_Written instruction_
Select all lines with the string "source" in them, and copy those lines.

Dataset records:
------------------------------
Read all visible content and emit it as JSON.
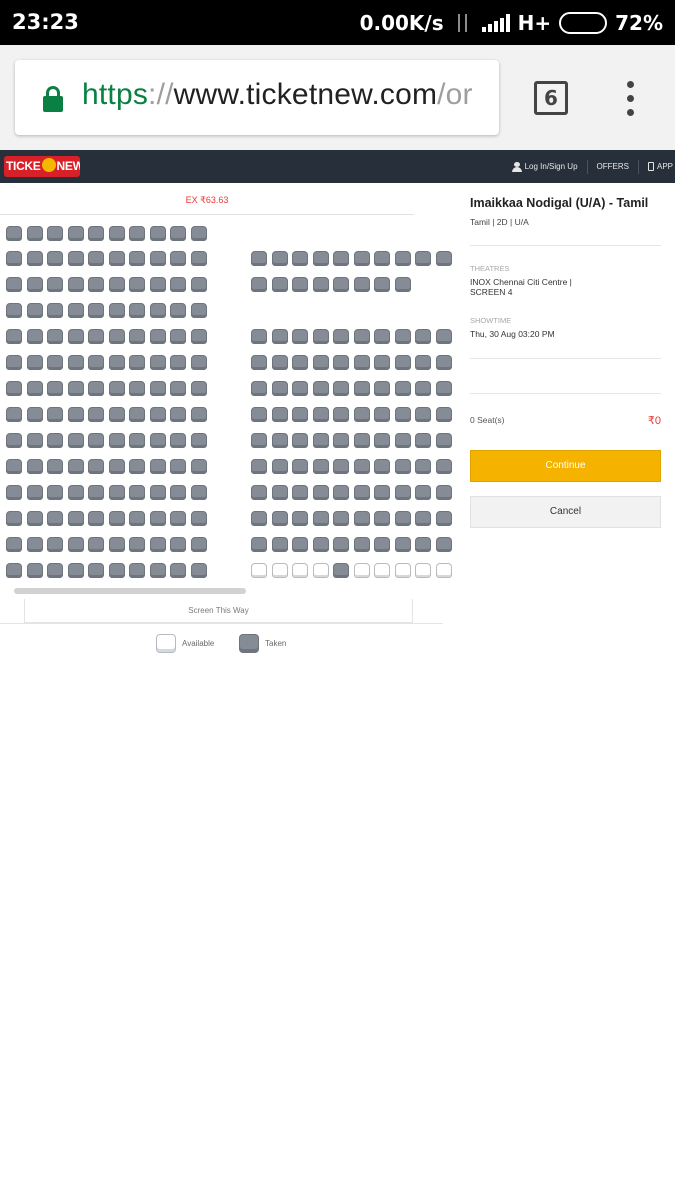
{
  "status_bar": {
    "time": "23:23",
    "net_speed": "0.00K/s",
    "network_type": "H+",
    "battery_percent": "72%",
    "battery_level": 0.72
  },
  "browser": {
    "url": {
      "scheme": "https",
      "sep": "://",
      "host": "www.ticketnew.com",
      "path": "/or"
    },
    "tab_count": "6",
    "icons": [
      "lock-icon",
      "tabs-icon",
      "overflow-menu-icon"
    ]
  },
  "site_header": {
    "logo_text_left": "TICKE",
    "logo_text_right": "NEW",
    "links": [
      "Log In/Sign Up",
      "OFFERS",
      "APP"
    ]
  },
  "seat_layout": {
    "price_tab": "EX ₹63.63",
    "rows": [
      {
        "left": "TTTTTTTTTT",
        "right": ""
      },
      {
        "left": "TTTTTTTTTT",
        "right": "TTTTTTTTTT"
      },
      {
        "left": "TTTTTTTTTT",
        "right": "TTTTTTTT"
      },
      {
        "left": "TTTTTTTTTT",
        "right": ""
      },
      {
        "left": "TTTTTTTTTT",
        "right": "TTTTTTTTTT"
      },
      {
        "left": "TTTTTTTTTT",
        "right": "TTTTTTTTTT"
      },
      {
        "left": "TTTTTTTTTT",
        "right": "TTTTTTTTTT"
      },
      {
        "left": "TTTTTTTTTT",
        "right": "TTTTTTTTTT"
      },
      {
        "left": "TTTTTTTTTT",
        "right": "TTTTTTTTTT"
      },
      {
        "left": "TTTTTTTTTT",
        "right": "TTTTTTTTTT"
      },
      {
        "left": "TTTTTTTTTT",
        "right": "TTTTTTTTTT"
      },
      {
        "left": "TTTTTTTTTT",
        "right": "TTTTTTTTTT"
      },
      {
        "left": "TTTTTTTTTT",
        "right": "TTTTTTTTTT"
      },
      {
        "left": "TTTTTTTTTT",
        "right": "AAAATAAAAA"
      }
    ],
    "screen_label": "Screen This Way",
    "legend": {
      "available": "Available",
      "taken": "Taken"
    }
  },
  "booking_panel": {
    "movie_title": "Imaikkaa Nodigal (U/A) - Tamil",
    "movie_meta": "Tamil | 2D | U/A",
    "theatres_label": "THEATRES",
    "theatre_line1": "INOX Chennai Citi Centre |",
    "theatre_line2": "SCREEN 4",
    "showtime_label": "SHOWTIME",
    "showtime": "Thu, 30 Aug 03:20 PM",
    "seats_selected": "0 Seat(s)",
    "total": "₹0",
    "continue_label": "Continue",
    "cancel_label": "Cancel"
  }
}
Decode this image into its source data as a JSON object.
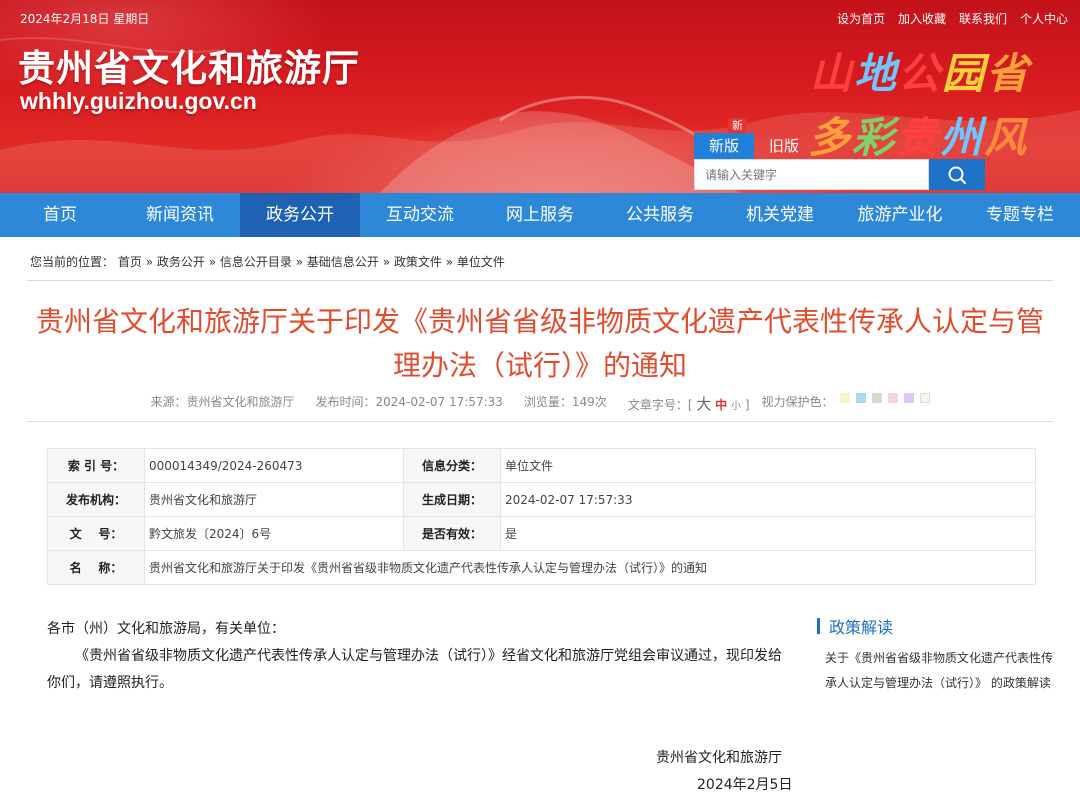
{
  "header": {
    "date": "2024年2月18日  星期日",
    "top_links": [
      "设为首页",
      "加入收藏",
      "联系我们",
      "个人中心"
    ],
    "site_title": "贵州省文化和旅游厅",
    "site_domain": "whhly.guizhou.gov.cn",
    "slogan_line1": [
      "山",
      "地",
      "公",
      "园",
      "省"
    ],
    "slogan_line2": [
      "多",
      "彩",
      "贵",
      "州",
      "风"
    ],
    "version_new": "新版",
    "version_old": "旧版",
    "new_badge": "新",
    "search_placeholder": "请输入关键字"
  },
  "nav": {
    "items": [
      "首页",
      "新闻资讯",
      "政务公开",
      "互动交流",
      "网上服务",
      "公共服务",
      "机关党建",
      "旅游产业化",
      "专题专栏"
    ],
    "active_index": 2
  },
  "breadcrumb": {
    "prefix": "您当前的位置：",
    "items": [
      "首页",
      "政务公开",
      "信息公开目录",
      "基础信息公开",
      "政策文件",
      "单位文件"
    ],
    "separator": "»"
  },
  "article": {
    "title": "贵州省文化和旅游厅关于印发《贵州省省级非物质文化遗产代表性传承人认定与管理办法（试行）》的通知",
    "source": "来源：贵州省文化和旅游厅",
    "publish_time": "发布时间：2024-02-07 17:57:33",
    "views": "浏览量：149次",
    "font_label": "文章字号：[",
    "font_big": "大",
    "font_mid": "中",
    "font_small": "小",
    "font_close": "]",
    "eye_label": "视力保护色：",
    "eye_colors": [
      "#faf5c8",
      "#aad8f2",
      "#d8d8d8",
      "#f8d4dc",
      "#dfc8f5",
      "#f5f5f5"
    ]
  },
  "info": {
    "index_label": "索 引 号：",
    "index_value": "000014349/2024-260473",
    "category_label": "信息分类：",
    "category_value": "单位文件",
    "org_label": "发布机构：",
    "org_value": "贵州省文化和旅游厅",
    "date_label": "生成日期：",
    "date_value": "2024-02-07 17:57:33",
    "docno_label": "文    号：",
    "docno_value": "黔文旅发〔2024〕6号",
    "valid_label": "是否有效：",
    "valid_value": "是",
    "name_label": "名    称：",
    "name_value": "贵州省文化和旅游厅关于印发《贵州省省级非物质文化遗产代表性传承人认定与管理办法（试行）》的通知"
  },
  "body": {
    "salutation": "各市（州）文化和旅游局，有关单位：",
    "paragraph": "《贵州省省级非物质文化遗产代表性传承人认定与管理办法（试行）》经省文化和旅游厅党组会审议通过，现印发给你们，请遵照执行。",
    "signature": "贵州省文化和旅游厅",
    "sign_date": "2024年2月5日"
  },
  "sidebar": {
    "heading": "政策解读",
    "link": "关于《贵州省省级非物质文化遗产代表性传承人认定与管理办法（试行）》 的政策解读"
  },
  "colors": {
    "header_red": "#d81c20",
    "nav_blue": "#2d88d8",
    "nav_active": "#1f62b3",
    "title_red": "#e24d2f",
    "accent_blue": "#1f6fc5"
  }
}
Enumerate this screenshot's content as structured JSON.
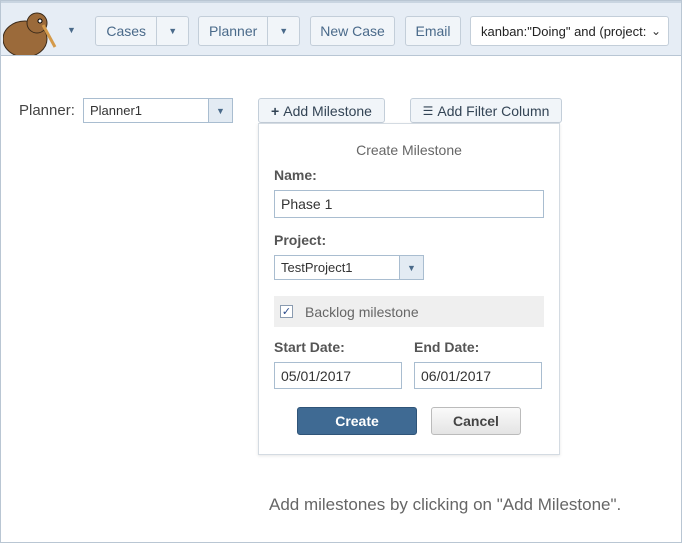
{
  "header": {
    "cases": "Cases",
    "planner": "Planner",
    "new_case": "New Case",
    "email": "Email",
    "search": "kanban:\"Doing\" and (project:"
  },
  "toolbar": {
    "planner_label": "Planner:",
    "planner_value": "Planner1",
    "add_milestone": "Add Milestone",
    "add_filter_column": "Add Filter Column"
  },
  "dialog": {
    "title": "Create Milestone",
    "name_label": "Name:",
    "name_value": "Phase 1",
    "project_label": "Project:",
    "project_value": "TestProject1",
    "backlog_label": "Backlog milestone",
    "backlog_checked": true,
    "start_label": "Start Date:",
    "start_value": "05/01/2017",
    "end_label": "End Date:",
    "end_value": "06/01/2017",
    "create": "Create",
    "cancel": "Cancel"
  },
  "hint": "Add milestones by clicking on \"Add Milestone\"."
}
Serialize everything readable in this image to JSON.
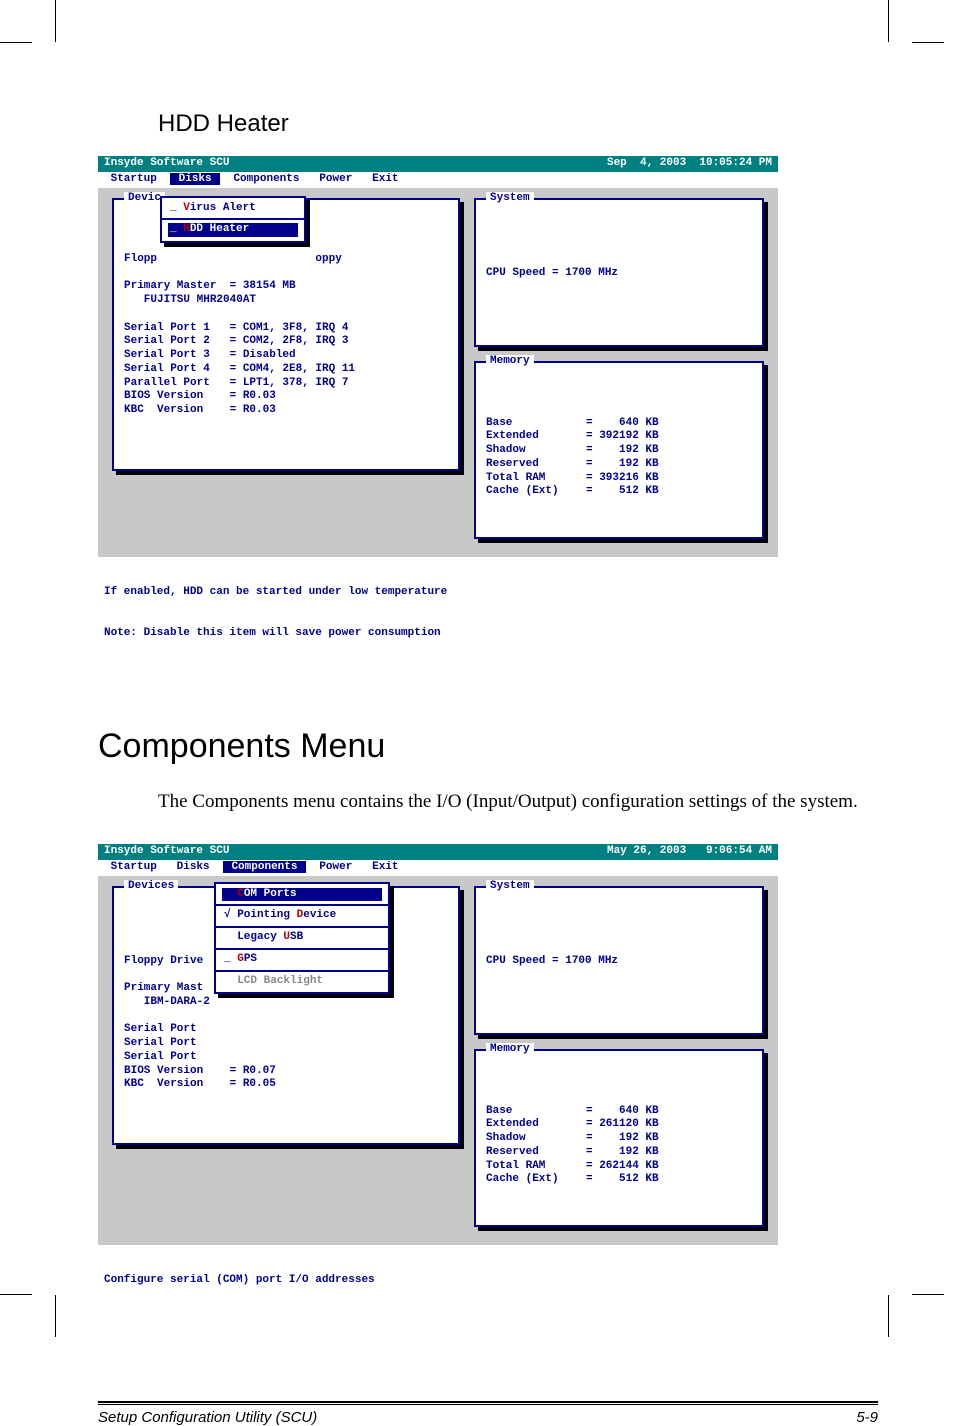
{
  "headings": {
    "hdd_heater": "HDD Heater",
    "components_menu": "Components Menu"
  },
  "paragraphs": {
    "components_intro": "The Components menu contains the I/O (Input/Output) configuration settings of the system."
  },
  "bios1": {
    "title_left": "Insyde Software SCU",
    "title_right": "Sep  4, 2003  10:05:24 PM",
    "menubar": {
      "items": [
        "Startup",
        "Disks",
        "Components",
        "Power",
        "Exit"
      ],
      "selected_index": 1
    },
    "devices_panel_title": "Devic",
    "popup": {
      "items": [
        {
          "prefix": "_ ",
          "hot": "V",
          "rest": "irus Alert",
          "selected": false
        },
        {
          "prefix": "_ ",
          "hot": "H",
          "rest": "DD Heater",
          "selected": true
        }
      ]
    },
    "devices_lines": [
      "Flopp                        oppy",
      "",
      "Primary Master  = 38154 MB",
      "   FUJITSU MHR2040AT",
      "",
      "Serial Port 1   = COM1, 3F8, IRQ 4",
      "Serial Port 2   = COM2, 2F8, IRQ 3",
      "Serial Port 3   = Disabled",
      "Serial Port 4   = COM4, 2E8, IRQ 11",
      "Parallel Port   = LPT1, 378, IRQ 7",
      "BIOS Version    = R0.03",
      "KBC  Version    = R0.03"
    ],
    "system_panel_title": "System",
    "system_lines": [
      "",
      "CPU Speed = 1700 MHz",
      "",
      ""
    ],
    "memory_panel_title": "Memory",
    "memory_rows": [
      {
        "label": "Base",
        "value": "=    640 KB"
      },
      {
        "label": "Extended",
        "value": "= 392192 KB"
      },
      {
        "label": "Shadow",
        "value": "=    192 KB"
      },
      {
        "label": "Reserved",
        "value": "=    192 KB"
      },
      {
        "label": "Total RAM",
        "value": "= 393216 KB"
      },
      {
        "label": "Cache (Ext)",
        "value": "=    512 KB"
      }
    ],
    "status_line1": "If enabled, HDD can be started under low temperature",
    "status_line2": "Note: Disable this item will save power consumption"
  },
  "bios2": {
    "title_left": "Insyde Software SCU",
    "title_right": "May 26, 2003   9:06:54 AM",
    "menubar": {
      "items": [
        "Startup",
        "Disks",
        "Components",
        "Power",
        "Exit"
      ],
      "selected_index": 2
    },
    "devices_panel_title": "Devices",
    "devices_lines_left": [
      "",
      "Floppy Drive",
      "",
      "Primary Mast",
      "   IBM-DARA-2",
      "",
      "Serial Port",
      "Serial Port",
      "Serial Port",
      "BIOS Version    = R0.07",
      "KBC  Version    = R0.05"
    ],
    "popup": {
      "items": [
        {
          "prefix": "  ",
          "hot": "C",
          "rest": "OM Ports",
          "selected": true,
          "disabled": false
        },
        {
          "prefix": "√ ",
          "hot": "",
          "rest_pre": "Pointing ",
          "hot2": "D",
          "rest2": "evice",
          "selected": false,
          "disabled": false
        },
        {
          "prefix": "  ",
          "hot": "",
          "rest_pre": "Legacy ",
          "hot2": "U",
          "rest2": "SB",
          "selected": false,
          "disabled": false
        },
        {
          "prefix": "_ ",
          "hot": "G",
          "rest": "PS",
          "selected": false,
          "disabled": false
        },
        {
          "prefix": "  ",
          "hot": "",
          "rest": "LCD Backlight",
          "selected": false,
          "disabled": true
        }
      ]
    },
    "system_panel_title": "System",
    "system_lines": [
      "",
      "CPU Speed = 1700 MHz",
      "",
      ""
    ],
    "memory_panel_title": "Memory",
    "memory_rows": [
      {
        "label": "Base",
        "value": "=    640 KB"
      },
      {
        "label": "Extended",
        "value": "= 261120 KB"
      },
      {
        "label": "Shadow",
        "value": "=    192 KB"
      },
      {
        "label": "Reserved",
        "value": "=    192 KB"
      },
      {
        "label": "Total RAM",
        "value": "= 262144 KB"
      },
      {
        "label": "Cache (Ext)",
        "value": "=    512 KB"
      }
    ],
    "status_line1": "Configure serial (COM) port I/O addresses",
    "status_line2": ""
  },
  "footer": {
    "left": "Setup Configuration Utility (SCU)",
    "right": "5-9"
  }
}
------------------------------
_Final answer_
Decode this image into its source data as a JSON object.
    "source": "来源：贵州省文化和旅游厅",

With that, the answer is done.